• **EXTRACTED RECORDS**
━━━━
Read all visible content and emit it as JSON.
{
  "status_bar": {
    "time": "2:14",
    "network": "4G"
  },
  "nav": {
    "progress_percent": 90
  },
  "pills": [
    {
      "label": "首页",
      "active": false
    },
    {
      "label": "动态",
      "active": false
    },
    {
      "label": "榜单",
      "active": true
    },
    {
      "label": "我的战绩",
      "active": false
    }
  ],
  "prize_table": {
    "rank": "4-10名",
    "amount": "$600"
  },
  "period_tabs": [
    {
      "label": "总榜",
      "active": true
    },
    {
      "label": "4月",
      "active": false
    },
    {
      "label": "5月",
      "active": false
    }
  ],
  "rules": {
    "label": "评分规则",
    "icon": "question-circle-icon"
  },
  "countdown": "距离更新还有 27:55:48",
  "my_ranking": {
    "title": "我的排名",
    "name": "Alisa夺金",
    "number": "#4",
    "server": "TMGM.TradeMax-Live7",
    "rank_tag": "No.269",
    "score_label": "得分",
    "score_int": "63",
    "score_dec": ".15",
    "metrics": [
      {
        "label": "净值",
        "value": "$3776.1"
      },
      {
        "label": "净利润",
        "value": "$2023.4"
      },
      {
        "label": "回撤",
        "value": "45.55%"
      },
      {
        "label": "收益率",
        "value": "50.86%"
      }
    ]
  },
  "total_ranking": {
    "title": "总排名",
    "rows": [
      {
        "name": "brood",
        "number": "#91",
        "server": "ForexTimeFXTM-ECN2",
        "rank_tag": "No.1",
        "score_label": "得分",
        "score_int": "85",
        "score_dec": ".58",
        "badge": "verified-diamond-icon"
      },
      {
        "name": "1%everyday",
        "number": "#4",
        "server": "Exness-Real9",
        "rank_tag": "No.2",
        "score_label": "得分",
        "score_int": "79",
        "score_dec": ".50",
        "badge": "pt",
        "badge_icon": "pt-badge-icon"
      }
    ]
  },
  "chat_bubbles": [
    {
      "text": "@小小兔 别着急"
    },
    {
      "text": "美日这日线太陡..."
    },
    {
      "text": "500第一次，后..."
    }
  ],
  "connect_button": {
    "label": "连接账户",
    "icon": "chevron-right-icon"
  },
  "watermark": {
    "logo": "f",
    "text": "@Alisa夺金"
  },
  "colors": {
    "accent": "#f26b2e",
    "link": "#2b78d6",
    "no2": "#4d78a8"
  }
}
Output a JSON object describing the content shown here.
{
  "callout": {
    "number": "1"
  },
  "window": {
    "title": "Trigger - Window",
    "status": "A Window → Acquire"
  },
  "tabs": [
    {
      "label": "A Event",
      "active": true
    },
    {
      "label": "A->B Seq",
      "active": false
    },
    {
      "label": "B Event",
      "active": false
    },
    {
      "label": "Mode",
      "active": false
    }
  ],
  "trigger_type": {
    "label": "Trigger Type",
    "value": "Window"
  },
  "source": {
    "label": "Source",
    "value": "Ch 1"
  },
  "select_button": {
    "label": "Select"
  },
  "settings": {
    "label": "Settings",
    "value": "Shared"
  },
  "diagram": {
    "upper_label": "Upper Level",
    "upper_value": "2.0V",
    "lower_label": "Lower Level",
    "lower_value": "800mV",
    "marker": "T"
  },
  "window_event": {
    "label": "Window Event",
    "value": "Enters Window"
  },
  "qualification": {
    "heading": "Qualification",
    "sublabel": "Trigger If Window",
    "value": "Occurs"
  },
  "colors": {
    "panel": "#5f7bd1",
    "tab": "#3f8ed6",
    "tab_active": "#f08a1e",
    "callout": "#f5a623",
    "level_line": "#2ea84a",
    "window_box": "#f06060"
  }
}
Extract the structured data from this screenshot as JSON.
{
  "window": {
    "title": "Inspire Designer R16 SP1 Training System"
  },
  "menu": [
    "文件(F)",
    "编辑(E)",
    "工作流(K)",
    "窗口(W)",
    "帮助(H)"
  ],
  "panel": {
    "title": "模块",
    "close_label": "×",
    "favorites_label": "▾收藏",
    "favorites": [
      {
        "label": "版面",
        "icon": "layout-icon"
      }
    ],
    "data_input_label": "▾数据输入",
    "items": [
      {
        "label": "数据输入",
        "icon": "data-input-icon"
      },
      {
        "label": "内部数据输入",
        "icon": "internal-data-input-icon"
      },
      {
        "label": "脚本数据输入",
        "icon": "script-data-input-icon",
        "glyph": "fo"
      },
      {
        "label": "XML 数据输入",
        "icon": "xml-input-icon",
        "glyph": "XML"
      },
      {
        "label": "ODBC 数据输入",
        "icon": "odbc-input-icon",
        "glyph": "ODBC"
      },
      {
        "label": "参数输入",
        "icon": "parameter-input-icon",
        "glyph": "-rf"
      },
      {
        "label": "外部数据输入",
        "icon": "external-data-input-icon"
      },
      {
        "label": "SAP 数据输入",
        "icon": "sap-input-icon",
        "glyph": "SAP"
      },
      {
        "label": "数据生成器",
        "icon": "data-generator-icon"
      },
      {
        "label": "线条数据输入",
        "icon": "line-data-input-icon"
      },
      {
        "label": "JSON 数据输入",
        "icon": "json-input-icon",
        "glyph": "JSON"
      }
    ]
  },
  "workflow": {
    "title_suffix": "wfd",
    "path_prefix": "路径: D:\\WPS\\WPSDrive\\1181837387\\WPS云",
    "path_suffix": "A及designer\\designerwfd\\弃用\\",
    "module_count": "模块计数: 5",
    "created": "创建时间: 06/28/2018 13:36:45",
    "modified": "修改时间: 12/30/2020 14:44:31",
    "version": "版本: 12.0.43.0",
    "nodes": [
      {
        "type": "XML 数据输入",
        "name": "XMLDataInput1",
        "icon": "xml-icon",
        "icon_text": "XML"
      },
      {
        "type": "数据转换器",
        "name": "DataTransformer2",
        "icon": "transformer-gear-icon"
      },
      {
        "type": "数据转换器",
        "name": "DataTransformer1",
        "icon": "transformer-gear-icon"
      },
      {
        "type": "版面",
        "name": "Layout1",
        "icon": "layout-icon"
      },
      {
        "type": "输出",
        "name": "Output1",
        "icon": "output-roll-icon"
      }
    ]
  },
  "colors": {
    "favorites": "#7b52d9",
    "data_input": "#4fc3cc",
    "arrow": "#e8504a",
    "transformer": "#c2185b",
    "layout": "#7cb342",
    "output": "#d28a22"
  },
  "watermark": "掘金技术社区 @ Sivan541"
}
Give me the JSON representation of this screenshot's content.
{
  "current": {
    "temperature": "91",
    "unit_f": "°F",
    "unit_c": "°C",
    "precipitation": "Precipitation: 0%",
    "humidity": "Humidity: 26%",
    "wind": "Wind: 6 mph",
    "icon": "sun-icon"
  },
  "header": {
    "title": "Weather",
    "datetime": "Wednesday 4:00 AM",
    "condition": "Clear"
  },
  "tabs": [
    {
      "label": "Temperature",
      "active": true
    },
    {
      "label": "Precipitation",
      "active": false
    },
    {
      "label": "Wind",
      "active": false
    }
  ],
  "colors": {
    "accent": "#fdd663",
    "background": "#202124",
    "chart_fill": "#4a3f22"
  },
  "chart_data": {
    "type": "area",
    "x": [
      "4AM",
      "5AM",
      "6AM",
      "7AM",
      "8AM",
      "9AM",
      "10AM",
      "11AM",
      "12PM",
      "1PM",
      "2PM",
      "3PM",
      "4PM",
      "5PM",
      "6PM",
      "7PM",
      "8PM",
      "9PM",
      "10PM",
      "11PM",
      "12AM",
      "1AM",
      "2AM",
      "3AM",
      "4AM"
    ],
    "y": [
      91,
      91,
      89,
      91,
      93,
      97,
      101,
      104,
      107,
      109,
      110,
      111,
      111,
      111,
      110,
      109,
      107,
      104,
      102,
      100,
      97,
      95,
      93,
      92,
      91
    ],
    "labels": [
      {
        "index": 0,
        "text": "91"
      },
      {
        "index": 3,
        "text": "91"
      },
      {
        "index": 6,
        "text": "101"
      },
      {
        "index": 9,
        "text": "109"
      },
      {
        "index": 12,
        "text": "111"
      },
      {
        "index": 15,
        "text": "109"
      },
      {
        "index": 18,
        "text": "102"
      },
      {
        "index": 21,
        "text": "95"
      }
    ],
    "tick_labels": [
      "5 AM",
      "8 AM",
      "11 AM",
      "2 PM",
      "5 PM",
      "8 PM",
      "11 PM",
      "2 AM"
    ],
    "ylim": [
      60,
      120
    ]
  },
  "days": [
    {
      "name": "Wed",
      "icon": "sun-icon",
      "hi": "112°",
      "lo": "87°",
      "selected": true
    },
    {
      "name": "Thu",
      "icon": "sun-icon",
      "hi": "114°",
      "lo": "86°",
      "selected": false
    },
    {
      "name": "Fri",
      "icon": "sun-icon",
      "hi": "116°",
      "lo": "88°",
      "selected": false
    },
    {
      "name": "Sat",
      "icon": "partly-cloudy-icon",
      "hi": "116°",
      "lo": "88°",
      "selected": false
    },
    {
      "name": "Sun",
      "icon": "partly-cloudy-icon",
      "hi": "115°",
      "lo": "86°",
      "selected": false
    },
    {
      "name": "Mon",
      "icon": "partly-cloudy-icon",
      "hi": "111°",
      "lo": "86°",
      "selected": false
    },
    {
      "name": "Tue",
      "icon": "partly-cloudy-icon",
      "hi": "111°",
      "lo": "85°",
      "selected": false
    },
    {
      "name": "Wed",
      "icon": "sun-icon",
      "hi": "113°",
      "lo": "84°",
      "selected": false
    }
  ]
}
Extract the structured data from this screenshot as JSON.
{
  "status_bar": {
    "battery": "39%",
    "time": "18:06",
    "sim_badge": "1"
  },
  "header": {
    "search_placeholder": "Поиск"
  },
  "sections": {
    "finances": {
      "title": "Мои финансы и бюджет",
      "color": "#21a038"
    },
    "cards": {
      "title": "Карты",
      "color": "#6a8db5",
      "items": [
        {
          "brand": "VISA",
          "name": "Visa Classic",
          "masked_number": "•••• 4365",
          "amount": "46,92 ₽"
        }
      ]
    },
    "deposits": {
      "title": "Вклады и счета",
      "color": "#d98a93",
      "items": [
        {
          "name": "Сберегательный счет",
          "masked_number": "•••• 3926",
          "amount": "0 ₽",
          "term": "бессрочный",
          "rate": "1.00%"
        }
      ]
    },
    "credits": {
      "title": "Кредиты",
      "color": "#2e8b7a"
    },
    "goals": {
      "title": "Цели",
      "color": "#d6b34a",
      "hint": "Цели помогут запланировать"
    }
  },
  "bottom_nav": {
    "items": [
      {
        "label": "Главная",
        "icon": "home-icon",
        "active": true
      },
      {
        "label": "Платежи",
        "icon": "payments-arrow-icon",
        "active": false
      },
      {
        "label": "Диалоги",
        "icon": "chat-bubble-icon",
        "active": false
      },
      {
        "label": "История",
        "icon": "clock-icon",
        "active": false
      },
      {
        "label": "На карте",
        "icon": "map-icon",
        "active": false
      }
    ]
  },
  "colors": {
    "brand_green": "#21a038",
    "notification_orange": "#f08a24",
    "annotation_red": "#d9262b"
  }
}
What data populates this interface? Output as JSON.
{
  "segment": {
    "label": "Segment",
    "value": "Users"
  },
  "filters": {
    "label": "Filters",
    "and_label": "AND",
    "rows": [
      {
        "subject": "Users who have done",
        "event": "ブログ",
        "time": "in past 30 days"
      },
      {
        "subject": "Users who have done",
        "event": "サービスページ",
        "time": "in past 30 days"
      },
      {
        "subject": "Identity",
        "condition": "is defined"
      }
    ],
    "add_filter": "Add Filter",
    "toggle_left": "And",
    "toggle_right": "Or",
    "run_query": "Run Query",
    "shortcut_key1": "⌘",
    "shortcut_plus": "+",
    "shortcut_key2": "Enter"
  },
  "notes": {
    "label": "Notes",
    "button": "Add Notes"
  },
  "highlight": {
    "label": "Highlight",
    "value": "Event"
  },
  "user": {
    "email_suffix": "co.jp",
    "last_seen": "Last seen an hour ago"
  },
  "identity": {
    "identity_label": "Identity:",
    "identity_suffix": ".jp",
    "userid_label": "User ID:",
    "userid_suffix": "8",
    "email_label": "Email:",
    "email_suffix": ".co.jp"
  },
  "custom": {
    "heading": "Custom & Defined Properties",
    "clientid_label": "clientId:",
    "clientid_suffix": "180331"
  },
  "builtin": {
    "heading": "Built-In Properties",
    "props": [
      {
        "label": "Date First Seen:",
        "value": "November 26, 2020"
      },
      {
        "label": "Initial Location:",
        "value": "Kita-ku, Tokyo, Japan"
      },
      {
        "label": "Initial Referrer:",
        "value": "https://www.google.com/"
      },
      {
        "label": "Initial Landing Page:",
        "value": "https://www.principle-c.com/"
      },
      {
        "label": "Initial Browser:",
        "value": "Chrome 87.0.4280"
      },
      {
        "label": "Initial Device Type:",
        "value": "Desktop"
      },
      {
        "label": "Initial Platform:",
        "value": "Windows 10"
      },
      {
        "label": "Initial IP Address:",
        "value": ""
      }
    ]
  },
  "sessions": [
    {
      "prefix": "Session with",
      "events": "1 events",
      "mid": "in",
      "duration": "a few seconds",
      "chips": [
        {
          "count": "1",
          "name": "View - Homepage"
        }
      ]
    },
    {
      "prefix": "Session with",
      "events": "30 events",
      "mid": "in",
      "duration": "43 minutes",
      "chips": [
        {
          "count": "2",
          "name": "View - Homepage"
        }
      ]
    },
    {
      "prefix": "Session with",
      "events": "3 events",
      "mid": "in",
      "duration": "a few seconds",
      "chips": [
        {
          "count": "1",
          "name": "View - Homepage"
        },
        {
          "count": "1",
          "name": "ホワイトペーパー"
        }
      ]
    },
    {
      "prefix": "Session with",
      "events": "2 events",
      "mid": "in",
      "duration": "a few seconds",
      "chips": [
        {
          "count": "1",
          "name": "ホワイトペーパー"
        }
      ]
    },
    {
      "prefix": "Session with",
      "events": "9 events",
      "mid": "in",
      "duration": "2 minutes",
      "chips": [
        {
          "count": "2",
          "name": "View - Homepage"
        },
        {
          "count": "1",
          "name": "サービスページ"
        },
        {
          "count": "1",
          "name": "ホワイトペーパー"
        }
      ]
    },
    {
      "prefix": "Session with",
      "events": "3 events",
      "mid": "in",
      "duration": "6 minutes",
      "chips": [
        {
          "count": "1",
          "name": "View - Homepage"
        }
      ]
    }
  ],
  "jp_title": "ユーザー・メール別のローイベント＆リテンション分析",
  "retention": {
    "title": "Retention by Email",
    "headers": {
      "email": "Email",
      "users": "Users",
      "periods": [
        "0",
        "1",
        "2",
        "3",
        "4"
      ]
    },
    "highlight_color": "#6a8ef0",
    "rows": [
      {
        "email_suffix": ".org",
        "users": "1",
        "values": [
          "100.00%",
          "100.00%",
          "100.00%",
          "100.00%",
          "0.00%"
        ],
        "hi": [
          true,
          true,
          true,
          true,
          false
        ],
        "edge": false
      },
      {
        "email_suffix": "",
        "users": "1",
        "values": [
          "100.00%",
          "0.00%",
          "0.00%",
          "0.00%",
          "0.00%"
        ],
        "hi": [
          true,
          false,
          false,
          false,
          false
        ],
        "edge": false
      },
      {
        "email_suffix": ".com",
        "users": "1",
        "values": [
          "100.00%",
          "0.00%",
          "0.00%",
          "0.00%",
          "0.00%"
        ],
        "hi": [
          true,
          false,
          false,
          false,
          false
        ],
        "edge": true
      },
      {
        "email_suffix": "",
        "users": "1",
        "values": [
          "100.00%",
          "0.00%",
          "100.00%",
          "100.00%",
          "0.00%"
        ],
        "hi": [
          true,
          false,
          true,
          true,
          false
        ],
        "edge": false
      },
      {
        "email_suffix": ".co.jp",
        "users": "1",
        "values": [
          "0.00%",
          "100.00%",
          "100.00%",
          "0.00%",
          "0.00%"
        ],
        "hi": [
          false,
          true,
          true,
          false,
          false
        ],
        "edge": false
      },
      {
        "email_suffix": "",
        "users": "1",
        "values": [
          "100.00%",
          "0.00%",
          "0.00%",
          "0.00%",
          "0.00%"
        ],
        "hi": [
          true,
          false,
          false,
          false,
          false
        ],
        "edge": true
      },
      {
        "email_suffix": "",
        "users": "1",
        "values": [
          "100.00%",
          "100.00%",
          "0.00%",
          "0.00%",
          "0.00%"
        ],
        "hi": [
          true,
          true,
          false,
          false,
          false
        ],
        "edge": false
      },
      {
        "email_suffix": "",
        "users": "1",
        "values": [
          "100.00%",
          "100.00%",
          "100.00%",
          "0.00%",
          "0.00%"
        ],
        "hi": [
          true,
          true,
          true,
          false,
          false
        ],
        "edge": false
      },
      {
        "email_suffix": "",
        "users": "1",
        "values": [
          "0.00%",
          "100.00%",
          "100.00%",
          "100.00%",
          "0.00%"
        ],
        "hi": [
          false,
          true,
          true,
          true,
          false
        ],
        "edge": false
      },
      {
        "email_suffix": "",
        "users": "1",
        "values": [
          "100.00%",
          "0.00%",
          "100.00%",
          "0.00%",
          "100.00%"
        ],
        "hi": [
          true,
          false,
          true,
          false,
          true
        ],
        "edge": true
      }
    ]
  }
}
━━━━
• **TASK PROMPT**
Return all the lines that contain the string "arrow".

• **RESPONSE TO THIS EXERCISE**
    "arrow": "#e8504a",
        "icon": "payments-arrow-icon",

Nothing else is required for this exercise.